*GIVEN TASK*: Tally how many lines of these entries hold the string "epaper". Return the number alone.

*DATA LINES*:
★ ★ ★ ★ ★ ★ ★

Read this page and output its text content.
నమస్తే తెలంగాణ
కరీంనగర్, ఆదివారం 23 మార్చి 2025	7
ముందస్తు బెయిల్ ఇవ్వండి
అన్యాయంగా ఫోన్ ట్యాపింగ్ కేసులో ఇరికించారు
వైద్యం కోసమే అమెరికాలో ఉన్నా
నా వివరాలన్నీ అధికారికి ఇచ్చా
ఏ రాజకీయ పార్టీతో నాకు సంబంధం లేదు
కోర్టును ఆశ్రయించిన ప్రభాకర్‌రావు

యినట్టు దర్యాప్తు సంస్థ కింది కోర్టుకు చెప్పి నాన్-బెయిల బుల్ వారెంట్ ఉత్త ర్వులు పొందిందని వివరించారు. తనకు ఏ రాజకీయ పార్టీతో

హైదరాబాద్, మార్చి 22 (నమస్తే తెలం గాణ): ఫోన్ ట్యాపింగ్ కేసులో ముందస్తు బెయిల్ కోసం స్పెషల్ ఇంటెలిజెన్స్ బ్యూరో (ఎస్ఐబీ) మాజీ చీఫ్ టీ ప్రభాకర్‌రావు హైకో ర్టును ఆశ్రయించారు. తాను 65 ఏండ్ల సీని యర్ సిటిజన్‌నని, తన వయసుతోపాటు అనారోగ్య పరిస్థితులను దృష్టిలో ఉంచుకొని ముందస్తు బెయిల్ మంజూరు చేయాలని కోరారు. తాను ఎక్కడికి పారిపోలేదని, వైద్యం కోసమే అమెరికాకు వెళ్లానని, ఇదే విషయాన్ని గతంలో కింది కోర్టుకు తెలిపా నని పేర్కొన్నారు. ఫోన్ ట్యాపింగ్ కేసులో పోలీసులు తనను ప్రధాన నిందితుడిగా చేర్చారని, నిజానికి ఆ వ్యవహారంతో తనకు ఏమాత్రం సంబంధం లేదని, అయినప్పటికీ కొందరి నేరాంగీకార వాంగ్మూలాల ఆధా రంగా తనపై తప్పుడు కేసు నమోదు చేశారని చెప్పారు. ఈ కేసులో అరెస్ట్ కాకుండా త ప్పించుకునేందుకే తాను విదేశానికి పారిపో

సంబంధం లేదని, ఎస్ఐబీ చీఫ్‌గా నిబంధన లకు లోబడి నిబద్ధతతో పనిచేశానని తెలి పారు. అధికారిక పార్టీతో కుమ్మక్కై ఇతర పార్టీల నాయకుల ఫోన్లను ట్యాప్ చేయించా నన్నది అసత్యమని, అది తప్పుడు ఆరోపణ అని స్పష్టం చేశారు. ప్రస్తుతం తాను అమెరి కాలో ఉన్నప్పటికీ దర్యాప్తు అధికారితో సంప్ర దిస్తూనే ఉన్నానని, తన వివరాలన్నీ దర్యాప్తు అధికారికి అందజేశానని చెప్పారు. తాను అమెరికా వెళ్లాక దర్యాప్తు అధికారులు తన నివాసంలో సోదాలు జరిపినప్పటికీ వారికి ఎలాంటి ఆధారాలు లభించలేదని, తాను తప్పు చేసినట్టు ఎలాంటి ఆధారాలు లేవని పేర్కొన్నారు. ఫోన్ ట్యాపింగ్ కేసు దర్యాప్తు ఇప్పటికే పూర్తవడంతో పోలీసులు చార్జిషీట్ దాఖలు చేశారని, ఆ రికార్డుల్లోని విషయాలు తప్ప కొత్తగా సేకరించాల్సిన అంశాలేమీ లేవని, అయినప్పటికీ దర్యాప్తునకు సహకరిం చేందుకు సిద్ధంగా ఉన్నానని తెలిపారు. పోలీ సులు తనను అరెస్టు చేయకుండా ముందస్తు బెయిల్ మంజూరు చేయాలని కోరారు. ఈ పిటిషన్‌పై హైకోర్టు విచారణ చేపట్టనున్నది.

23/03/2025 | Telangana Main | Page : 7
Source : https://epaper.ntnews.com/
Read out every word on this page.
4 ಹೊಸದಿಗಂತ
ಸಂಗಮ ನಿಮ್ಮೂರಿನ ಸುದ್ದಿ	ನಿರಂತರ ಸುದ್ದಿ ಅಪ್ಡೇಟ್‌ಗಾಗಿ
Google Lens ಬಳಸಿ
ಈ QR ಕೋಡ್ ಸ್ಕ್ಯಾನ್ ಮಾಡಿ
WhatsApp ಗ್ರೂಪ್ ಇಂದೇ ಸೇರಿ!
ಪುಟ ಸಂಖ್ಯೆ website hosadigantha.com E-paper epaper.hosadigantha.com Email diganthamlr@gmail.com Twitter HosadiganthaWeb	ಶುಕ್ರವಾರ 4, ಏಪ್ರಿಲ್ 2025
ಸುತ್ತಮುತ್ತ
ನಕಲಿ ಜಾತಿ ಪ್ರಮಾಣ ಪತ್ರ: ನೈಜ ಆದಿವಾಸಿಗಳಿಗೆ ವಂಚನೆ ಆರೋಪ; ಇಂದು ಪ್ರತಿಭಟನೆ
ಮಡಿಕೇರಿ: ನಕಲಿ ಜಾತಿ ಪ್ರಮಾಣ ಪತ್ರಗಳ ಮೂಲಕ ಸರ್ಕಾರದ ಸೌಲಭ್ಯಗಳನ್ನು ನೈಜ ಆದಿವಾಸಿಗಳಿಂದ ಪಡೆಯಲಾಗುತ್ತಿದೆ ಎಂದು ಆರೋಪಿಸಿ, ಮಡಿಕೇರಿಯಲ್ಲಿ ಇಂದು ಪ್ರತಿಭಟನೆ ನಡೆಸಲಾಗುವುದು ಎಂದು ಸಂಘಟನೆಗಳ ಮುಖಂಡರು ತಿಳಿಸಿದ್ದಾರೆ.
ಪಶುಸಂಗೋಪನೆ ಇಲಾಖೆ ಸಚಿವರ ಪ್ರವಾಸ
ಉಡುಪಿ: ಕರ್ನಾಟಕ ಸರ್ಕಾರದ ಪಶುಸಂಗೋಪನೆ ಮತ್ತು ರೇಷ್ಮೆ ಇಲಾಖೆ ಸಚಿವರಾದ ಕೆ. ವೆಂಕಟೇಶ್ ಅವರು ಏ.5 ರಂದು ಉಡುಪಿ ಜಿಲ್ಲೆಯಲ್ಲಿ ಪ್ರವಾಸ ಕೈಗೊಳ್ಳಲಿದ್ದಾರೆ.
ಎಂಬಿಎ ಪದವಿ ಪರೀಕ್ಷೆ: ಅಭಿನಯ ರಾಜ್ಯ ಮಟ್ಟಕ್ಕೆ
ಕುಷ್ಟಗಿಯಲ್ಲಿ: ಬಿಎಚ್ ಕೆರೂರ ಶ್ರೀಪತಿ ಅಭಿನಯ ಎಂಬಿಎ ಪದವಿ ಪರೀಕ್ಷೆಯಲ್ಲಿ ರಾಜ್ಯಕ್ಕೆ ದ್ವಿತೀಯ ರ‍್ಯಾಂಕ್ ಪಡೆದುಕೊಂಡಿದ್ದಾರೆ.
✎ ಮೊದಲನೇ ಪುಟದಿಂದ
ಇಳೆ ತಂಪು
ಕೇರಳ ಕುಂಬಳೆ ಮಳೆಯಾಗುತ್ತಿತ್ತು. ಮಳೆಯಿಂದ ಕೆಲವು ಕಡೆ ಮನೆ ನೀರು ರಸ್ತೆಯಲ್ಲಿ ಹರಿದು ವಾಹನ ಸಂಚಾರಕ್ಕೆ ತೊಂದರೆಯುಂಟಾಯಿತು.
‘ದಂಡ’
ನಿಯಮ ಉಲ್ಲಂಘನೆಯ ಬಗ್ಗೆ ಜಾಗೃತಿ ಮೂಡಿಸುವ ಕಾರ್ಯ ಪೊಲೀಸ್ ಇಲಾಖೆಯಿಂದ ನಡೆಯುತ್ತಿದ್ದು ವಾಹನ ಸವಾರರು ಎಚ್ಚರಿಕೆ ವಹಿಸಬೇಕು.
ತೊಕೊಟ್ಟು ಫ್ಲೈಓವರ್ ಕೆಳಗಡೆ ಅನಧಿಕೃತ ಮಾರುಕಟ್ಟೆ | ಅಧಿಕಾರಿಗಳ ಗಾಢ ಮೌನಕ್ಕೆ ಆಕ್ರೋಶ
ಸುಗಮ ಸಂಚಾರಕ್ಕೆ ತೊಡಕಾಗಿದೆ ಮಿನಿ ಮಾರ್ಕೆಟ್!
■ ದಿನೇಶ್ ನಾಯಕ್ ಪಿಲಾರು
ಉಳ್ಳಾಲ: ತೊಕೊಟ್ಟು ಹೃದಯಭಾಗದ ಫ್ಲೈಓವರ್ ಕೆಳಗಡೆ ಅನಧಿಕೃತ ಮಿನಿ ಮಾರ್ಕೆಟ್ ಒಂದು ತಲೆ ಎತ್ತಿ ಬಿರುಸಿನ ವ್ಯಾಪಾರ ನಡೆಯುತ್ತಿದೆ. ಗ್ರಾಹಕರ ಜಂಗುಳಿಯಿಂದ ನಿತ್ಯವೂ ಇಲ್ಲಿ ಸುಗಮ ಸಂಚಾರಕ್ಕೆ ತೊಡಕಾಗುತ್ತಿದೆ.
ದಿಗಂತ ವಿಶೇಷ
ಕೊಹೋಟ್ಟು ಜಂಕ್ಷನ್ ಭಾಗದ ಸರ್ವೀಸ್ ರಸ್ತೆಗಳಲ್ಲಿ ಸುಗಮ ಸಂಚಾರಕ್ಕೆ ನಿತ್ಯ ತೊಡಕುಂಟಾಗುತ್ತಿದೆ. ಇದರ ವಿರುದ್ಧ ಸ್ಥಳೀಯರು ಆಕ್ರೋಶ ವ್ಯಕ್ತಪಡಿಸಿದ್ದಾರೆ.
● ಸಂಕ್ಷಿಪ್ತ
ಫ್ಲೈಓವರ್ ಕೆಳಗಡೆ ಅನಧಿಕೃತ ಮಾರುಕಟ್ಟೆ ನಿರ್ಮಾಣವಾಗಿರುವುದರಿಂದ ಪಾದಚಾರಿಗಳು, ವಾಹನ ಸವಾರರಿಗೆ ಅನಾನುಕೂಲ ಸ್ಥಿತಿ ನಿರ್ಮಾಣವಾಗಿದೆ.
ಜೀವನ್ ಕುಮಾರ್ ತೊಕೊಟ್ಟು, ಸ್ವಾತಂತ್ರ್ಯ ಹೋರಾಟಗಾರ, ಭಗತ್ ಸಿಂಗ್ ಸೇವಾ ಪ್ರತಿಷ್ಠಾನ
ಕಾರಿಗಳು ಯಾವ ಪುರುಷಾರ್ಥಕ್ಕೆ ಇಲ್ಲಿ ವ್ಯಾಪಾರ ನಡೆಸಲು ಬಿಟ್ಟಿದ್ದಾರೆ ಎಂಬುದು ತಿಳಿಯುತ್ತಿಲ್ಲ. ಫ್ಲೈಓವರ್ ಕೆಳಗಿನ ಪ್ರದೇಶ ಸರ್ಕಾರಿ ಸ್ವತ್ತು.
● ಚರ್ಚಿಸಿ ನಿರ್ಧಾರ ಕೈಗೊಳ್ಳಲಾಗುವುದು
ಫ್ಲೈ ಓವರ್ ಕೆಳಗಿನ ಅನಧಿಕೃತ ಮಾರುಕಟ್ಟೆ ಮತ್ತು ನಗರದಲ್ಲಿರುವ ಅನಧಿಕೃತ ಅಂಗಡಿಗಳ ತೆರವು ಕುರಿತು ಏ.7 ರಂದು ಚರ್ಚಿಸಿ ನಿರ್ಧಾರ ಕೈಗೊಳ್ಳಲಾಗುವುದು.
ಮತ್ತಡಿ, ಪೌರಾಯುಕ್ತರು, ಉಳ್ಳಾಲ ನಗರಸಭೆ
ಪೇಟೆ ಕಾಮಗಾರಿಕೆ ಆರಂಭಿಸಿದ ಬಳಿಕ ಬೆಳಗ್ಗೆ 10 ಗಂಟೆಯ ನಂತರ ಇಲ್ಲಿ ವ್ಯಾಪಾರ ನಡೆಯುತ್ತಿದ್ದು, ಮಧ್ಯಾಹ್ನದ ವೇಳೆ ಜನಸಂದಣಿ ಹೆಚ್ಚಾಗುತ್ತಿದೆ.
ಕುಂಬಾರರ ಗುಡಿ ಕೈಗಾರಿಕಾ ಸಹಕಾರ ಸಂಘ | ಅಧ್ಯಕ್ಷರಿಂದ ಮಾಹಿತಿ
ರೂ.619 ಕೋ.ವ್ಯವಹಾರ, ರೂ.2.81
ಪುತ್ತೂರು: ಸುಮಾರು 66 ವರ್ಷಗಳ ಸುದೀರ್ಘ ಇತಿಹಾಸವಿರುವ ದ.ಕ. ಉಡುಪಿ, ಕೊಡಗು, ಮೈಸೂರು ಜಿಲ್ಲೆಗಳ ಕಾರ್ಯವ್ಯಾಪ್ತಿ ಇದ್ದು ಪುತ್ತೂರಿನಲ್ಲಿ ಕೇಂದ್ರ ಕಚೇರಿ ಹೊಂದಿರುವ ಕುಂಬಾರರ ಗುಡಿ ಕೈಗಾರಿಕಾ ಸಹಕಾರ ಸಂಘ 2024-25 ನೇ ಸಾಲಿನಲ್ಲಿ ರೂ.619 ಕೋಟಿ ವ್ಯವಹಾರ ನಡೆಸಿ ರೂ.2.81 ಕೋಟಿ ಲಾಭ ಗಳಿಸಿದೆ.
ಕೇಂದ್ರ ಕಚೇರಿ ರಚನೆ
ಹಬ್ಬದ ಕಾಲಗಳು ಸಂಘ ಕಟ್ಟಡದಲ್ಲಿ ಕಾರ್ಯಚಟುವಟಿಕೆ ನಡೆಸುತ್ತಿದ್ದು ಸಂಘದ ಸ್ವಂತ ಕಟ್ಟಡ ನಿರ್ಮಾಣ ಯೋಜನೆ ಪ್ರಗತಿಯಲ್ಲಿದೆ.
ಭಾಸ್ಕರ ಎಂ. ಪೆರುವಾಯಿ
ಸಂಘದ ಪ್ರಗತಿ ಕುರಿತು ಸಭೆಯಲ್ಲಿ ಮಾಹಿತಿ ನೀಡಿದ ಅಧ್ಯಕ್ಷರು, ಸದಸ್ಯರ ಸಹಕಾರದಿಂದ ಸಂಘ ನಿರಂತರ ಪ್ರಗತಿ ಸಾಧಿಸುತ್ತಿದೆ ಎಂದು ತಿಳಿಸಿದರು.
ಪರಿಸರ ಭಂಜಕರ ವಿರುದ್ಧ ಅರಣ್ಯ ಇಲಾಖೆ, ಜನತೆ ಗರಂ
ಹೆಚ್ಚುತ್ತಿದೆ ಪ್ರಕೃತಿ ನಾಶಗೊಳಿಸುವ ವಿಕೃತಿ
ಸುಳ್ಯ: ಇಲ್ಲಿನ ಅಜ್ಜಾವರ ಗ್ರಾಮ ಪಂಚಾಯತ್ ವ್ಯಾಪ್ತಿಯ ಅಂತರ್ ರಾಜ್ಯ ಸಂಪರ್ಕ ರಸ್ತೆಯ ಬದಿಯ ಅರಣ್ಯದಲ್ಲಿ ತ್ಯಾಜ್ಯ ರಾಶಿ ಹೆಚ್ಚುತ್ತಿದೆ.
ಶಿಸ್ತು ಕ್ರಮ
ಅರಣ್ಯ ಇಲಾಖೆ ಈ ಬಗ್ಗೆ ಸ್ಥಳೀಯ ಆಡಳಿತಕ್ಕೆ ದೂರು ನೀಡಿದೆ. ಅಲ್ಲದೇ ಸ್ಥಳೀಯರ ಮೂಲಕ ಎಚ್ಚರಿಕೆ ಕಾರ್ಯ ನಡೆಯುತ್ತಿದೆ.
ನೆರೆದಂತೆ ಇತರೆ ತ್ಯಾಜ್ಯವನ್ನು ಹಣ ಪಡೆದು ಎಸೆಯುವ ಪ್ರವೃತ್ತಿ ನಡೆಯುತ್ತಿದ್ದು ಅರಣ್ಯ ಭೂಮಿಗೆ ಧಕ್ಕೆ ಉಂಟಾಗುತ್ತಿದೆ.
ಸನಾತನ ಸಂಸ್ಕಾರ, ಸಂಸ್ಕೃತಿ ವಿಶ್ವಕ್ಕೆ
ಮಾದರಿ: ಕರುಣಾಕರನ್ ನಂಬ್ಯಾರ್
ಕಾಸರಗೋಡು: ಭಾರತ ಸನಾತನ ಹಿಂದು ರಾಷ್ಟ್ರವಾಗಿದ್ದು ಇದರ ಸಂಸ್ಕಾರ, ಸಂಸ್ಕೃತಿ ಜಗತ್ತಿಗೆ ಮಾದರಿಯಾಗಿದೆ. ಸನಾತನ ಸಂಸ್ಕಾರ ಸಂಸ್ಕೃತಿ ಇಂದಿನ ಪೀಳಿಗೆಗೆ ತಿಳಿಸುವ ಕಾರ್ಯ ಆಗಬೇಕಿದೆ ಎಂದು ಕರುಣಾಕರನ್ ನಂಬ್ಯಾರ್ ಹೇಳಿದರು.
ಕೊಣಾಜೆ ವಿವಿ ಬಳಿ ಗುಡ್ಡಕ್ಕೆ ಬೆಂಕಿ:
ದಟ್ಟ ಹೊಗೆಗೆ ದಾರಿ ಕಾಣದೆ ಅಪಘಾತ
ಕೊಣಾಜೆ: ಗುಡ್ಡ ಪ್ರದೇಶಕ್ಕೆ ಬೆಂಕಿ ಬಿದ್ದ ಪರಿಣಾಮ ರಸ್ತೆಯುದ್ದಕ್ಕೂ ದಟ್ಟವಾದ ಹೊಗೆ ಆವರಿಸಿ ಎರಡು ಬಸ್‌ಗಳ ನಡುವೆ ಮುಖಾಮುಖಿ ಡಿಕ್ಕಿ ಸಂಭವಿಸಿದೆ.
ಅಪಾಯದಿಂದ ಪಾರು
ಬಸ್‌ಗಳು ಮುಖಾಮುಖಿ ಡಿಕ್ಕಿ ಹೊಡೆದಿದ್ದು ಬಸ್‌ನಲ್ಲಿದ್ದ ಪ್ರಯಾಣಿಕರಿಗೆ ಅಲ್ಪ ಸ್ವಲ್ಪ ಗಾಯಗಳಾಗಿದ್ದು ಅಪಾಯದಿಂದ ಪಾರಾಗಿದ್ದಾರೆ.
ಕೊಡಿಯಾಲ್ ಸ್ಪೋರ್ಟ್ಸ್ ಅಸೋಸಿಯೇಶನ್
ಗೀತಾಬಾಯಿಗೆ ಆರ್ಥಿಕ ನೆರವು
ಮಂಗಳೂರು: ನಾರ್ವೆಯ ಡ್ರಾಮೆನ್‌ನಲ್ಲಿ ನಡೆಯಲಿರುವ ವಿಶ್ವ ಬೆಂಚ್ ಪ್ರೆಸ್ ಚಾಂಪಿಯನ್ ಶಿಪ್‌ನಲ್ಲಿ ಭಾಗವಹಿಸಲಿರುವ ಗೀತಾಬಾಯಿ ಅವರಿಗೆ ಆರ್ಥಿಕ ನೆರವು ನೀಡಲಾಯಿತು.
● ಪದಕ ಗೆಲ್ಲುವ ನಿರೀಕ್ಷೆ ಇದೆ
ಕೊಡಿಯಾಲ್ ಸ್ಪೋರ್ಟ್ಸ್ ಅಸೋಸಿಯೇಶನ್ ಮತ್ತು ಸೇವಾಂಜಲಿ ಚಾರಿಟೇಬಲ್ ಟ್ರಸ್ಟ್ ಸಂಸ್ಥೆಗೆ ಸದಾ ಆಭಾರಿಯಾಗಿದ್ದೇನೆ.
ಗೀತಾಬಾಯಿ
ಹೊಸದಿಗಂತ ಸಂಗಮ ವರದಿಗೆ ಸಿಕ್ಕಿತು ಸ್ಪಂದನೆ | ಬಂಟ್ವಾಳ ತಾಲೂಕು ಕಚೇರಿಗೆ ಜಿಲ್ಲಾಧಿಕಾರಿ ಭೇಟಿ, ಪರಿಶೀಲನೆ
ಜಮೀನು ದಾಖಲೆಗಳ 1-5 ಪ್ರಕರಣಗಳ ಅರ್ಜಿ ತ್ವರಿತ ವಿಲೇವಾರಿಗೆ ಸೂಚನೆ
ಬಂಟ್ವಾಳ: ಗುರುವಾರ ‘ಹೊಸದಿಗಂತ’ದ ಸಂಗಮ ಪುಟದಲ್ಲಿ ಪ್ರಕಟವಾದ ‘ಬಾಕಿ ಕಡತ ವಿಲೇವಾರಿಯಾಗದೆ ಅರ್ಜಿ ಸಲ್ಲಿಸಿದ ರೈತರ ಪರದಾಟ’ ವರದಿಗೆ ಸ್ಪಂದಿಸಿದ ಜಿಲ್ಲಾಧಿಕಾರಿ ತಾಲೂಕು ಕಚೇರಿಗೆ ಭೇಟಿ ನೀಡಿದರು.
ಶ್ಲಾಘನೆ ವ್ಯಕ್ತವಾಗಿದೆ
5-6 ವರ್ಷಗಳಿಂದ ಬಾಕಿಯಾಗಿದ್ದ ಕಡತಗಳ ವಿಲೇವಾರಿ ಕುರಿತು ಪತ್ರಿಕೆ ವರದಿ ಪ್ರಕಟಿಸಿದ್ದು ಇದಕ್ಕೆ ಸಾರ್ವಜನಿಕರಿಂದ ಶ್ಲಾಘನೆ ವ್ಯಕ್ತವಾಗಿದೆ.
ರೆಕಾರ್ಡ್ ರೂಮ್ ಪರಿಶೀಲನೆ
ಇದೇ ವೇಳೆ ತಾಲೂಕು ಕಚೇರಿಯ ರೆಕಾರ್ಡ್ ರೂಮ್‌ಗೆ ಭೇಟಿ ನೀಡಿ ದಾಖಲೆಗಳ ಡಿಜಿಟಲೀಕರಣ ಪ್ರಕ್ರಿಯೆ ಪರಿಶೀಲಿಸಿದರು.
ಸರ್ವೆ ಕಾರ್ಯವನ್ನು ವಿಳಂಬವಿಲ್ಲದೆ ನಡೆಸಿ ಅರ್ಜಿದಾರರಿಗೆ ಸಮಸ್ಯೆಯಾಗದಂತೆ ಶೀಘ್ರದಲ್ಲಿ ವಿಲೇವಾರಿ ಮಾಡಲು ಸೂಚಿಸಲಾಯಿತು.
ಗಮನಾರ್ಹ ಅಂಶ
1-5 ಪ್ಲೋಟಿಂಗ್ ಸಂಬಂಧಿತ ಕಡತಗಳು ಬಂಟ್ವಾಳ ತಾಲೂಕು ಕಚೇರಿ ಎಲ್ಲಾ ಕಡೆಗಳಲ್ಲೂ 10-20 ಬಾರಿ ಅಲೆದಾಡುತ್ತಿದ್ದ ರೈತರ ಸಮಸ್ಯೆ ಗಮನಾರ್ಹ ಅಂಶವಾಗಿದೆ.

★ ★ ★ ★ ★ ★ ★

*WORKED SOLUTION*: 2